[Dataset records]
+ + + + +
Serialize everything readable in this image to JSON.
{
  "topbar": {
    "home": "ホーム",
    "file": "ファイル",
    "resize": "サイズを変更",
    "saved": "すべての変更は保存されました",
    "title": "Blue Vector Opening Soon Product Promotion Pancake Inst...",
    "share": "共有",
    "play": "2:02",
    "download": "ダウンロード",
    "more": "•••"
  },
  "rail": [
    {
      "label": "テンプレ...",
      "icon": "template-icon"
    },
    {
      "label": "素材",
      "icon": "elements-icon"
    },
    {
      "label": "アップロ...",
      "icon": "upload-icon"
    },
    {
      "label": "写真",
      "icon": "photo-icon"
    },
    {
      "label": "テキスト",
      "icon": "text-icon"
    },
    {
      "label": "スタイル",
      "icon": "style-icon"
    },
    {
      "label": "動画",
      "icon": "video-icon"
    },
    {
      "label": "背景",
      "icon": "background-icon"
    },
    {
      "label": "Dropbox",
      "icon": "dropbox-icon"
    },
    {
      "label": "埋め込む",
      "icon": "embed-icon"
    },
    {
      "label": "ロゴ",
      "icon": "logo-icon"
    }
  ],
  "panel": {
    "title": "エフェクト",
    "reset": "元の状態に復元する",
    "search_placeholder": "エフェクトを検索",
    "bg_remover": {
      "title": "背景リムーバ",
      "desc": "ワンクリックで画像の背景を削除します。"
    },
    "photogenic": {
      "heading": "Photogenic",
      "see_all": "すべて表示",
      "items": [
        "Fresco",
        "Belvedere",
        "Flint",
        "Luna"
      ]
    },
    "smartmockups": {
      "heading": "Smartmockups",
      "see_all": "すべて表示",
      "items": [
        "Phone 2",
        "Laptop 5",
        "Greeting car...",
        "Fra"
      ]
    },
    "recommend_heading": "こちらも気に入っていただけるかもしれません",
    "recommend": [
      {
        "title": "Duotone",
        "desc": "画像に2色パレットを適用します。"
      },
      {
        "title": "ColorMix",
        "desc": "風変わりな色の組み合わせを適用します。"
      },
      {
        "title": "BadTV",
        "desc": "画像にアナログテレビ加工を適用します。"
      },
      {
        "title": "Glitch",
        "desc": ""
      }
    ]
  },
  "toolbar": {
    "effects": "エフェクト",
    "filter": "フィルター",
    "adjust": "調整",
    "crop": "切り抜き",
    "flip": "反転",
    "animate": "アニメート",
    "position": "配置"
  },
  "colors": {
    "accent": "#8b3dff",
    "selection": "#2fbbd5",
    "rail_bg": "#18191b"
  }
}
+ + + + +
## Requirement
Report how many lines in the listing include the word "title". Give nothing but the count.

## Solution
7